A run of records
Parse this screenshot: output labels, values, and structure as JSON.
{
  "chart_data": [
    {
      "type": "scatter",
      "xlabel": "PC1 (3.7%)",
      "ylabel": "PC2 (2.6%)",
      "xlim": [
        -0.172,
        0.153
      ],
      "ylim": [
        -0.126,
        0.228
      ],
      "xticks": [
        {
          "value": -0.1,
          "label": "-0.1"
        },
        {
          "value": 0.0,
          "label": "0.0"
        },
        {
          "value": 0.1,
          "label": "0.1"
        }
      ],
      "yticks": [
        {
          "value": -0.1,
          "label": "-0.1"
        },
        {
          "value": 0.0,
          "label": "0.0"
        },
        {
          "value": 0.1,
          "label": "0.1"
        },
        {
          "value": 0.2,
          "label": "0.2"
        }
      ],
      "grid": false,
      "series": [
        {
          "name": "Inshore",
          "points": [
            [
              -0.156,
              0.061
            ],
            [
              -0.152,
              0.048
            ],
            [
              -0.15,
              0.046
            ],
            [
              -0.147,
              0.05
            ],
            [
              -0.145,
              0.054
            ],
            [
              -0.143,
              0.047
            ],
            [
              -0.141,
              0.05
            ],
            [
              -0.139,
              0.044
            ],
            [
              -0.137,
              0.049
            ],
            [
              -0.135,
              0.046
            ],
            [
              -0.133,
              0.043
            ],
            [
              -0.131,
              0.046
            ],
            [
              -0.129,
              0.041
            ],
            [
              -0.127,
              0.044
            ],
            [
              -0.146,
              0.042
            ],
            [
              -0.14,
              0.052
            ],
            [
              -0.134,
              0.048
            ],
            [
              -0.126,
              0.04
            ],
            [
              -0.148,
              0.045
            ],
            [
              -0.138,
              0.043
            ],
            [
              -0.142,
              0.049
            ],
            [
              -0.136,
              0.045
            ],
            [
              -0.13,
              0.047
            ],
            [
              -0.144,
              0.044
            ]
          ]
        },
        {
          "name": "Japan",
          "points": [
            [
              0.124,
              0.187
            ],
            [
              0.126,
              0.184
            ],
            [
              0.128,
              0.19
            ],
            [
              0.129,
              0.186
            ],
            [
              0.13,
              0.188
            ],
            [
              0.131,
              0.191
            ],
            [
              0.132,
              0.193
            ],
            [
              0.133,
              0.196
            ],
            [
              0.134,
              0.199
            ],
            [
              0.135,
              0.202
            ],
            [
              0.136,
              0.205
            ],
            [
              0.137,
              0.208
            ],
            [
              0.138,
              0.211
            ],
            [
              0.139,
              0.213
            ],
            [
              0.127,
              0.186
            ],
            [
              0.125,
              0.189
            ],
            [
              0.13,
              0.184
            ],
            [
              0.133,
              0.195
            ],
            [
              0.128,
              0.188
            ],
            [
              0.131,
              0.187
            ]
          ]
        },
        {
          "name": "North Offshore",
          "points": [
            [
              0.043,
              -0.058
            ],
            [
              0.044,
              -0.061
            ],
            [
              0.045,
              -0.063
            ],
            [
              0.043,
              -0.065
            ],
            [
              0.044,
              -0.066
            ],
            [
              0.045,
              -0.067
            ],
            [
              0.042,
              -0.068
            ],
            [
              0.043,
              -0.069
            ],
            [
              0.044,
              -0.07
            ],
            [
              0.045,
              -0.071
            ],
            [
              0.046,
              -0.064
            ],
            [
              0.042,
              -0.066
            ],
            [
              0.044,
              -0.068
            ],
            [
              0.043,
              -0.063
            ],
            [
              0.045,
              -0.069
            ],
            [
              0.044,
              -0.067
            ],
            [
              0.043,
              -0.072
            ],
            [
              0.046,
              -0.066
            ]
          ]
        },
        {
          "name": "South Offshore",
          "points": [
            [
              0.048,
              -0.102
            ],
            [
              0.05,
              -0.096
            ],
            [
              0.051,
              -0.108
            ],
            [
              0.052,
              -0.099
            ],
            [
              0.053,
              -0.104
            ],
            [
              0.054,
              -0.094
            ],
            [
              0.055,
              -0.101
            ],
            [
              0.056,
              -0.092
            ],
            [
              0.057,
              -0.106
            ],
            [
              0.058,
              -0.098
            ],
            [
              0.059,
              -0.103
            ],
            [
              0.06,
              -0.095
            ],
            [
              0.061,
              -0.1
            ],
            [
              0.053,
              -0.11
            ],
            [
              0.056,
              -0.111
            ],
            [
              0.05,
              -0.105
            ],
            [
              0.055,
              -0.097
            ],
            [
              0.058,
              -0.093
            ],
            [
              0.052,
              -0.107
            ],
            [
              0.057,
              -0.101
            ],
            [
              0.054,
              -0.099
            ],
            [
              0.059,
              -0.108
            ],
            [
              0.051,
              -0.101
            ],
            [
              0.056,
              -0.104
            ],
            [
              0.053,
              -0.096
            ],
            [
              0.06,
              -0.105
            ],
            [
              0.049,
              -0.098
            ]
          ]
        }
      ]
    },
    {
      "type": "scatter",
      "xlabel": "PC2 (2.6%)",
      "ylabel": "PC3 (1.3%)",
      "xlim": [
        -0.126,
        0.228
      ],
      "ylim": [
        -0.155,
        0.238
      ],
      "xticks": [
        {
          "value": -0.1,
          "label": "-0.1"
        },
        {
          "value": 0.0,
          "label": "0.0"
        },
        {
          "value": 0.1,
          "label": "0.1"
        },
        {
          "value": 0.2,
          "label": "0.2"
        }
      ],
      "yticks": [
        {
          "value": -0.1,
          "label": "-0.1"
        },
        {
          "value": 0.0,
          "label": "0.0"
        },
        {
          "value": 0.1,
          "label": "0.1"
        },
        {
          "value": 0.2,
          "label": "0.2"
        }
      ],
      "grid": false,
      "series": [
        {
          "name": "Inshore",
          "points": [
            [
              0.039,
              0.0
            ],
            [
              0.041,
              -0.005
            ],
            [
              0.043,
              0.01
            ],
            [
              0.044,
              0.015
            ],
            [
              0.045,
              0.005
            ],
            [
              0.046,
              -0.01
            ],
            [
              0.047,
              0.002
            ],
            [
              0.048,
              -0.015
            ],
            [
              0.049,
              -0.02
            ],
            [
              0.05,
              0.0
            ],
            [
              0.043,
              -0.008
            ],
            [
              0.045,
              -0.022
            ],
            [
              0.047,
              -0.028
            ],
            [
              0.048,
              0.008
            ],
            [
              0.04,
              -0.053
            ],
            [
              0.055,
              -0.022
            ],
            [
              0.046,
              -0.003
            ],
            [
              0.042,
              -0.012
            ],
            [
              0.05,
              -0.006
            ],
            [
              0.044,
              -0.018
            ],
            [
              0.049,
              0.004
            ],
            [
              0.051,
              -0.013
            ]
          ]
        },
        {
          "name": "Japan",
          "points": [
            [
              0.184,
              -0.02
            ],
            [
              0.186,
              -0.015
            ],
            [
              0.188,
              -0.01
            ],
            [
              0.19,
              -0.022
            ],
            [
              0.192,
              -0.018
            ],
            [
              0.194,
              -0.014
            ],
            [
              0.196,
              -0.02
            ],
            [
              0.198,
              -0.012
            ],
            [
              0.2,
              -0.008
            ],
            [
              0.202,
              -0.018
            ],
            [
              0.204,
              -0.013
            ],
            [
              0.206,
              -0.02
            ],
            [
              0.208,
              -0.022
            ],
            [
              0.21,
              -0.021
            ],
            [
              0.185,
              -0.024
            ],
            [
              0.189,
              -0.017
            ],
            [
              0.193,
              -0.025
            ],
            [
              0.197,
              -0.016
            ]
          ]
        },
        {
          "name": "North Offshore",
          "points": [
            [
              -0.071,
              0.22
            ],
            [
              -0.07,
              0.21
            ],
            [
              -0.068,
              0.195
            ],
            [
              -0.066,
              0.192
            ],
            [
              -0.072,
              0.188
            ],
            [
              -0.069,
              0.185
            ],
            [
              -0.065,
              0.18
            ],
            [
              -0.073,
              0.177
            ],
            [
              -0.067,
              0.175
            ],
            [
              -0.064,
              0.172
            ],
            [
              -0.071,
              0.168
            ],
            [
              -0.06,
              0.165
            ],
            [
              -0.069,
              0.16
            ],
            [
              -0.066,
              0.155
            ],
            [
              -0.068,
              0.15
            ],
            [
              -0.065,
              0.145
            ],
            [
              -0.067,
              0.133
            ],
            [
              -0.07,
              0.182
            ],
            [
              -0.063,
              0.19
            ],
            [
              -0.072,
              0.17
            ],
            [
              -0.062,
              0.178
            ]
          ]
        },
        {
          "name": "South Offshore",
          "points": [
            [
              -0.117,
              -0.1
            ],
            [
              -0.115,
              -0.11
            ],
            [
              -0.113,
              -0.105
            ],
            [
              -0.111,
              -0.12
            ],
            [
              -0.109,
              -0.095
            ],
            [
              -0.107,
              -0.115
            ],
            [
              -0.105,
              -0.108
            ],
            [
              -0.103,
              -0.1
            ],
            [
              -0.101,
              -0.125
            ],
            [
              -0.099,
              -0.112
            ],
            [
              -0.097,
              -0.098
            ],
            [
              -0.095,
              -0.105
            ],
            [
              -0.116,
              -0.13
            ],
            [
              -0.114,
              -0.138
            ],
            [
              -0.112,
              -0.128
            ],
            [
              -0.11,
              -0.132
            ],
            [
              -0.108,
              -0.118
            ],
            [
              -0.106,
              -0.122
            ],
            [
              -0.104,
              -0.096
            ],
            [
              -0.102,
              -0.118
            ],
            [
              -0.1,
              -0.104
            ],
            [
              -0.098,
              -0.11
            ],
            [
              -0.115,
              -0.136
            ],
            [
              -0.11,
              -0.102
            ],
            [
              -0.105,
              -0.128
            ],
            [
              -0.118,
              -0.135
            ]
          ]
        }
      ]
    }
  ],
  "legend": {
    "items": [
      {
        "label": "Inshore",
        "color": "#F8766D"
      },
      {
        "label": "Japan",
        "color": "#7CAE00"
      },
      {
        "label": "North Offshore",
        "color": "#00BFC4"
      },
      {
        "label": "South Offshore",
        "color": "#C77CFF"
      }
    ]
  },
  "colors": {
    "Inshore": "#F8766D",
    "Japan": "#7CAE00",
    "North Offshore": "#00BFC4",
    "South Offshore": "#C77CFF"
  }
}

What you will do:
Locate all lines that include the word "Inshore" and copy them out.

The output:
          "name": "Inshore",
          "name": "Inshore",
        "label": "Inshore",
    "Inshore": "#F8766D",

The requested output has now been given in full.